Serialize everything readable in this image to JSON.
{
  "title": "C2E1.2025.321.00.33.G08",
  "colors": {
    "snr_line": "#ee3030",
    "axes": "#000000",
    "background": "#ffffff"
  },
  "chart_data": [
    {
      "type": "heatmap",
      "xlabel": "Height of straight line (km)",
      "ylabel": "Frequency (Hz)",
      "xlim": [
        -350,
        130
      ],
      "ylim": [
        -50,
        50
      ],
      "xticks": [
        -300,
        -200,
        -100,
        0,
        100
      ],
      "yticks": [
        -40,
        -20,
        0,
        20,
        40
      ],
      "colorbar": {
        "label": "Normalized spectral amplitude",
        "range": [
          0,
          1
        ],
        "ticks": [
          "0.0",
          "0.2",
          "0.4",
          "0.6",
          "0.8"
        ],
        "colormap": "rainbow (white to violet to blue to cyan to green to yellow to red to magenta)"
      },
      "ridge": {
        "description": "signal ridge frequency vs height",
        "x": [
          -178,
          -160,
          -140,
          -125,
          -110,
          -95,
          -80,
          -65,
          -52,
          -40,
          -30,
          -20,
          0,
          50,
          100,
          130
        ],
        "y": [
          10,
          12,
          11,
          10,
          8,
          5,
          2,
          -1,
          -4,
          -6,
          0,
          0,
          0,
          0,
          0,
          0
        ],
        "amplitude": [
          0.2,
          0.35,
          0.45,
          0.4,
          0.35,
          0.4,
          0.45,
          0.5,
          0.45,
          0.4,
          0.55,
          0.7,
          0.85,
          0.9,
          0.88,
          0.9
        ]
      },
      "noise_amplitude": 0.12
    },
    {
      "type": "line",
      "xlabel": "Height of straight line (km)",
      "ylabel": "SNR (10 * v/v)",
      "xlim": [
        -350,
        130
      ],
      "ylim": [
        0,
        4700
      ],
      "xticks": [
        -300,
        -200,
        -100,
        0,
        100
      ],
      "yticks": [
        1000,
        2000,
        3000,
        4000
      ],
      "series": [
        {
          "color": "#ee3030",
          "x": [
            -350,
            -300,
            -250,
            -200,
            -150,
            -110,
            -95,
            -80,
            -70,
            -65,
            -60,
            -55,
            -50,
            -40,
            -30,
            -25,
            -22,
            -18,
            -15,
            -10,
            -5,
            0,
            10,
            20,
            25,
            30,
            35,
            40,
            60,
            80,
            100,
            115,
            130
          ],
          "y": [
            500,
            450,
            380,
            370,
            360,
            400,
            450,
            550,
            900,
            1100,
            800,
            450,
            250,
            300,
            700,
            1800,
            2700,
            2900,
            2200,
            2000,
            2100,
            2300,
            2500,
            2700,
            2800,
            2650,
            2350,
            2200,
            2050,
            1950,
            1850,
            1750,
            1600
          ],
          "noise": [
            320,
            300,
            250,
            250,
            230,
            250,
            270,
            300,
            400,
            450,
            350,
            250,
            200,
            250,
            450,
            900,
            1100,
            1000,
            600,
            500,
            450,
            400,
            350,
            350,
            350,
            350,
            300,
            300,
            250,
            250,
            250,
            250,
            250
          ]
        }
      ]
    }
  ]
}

What you need to do: Determine how many lines include the string "ridge". Give no answer but the number.

Written answer: 2